#### AIM OF THE TASK:
Restate the records below word for word.

Stored dataset items
+ + +

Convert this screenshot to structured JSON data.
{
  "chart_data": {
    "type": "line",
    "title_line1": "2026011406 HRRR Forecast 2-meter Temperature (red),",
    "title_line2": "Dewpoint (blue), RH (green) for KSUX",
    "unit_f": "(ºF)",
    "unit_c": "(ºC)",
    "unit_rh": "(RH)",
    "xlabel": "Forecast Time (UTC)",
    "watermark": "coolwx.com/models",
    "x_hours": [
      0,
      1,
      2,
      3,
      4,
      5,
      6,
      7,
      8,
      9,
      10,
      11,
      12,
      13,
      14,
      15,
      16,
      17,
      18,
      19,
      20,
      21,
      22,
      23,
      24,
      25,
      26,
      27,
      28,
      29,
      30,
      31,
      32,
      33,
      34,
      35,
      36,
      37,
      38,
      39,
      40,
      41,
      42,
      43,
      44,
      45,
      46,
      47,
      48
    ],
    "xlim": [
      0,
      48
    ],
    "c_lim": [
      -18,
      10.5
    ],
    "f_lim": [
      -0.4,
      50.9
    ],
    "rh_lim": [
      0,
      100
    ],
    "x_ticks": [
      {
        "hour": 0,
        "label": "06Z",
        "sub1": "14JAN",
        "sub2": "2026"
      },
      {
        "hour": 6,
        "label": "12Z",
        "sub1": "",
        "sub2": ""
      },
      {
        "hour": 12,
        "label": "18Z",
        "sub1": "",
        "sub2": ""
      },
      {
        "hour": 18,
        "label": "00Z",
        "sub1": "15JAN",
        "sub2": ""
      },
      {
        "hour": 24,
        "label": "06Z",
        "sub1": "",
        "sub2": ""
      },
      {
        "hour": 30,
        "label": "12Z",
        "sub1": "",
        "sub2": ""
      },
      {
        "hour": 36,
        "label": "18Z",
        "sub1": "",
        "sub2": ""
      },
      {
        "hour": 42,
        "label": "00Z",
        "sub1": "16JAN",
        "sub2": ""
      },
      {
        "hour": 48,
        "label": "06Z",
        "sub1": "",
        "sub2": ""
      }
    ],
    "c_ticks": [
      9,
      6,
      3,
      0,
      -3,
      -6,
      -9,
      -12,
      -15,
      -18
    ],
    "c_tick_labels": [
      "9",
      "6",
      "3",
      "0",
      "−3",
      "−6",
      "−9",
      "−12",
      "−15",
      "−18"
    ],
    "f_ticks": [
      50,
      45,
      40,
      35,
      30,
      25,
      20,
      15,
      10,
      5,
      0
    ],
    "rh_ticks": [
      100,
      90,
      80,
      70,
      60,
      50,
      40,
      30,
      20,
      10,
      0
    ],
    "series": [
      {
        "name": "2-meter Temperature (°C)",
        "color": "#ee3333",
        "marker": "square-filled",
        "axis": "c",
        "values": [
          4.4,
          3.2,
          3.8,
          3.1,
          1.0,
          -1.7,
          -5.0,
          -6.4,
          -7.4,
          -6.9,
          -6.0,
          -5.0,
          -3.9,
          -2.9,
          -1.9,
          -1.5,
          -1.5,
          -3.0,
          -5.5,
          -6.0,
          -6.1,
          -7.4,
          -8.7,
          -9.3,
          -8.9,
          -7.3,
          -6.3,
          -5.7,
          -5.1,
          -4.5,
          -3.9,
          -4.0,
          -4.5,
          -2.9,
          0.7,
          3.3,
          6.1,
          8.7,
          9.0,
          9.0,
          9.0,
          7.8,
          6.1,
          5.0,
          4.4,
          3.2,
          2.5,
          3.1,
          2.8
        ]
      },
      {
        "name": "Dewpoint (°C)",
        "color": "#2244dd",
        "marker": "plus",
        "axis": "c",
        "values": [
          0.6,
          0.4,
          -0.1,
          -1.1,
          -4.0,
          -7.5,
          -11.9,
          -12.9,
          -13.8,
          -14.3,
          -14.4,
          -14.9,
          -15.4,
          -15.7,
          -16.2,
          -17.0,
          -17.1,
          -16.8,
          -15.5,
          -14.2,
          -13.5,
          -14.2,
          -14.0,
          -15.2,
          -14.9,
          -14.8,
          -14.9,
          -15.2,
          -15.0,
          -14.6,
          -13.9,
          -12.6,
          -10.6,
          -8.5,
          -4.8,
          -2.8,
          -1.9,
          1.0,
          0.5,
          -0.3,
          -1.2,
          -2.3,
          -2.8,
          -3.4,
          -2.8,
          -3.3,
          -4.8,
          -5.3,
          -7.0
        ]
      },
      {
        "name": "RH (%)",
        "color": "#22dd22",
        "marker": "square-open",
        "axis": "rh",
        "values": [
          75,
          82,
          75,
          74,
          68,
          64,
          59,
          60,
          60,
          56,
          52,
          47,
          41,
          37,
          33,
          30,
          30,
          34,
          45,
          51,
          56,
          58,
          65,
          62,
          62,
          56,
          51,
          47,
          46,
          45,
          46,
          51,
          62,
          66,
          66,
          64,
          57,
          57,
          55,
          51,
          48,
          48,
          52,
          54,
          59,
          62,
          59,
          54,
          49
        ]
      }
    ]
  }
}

+ + +

#### TASK SOLUTION:
Convert this screenshot to structured JSON data.
{
  "chart_data": {
    "type": "line",
    "title_line1": "2026011406 HRRR Forecast 2-meter Temperature (red),",
    "title_line2": "Dewpoint (blue), RH (green) for KSUX",
    "unit_f": "(ºF)",
    "unit_c": "(ºC)",
    "unit_rh": "(RH)",
    "xlabel": "Forecast Time (UTC)",
    "watermark": "coolwx.com/models",
    "x_hours": [
      0,
      1,
      2,
      3,
      4,
      5,
      6,
      7,
      8,
      9,
      10,
      11,
      12,
      13,
      14,
      15,
      16,
      17,
      18,
      19,
      20,
      21,
      22,
      23,
      24,
      25,
      26,
      27,
      28,
      29,
      30,
      31,
      32,
      33,
      34,
      35,
      36,
      37,
      38,
      39,
      40,
      41,
      42,
      43,
      44,
      45,
      46,
      47,
      48
    ],
    "xlim": [
      0,
      48
    ],
    "c_lim": [
      -18,
      10.5
    ],
    "f_lim": [
      -0.4,
      50.9
    ],
    "rh_lim": [
      0,
      100
    ],
    "x_ticks": [
      {
        "hour": 0,
        "label": "06Z",
        "sub1": "14JAN",
        "sub2": "2026"
      },
      {
        "hour": 6,
        "label": "12Z",
        "sub1": "",
        "sub2": ""
      },
      {
        "hour": 12,
        "label": "18Z",
        "sub1": "",
        "sub2": ""
      },
      {
        "hour": 18,
        "label": "00Z",
        "sub1": "15JAN",
        "sub2": ""
      },
      {
        "hour": 24,
        "label": "06Z",
        "sub1": "",
        "sub2": ""
      },
      {
        "hour": 30,
        "label": "12Z",
        "sub1": "",
        "sub2": ""
      },
      {
        "hour": 36,
        "label": "18Z",
        "sub1": "",
        "sub2": ""
      },
      {
        "hour": 42,
        "label": "00Z",
        "sub1": "16JAN",
        "sub2": ""
      },
      {
        "hour": 48,
        "label": "06Z",
        "sub1": "",
        "sub2": ""
      }
    ],
    "c_ticks": [
      9,
      6,
      3,
      0,
      -3,
      -6,
      -9,
      -12,
      -15,
      -18
    ],
    "c_tick_labels": [
      "9",
      "6",
      "3",
      "0",
      "−3",
      "−6",
      "−9",
      "−12",
      "−15",
      "−18"
    ],
    "f_ticks": [
      50,
      45,
      40,
      35,
      30,
      25,
      20,
      15,
      10,
      5,
      0
    ],
    "rh_ticks": [
      100,
      90,
      80,
      70,
      60,
      50,
      40,
      30,
      20,
      10,
      0
    ],
    "series": [
      {
        "name": "2-meter Temperature (°C)",
        "color": "#ee3333",
        "marker": "square-filled",
        "axis": "c",
        "values": [
          4.4,
          3.2,
          3.8,
          3.1,
          1.0,
          -1.7,
          -5.0,
          -6.4,
          -7.4,
          -6.9,
          -6.0,
          -5.0,
          -3.9,
          -2.9,
          -1.9,
          -1.5,
          -1.5,
          -3.0,
          -5.5,
          -6.0,
          -6.1,
          -7.4,
          -8.7,
          -9.3,
          -8.9,
          -7.3,
          -6.3,
          -5.7,
          -5.1,
          -4.5,
          -3.9,
          -4.0,
          -4.5,
          -2.9,
          0.7,
          3.3,
          6.1,
          8.7,
          9.0,
          9.0,
          9.0,
          7.8,
          6.1,
          5.0,
          4.4,
          3.2,
          2.5,
          3.1,
          2.8
        ]
      },
      {
        "name": "Dewpoint (°C)",
        "color": "#2244dd",
        "marker": "plus",
        "axis": "c",
        "values": [
          0.6,
          0.4,
          -0.1,
          -1.1,
          -4.0,
          -7.5,
          -11.9,
          -12.9,
          -13.8,
          -14.3,
          -14.4,
          -14.9,
          -15.4,
          -15.7,
          -16.2,
          -17.0,
          -17.1,
          -16.8,
          -15.5,
          -14.2,
          -13.5,
          -14.2,
          -14.0,
          -15.2,
          -14.9,
          -14.8,
          -14.9,
          -15.2,
          -15.0,
          -14.6,
          -13.9,
          -12.6,
          -10.6,
          -8.5,
          -4.8,
          -2.8,
          -1.9,
          1.0,
          0.5,
          -0.3,
          -1.2,
          -2.3,
          -2.8,
          -3.4,
          -2.8,
          -3.3,
          -4.8,
          -5.3,
          -7.0
        ]
      },
      {
        "name": "RH (%)",
        "color": "#22dd22",
        "marker": "square-open",
        "axis": "rh",
        "values": [
          75,
          82,
          75,
          74,
          68,
          64,
          59,
          60,
          60,
          56,
          52,
          47,
          41,
          37,
          33,
          30,
          30,
          34,
          45,
          51,
          56,
          58,
          65,
          62,
          62,
          56,
          51,
          47,
          46,
          45,
          46,
          51,
          62,
          66,
          66,
          64,
          57,
          57,
          55,
          51,
          48,
          48,
          52,
          54,
          59,
          62,
          59,
          54,
          49
        ]
      }
    ]
  }
}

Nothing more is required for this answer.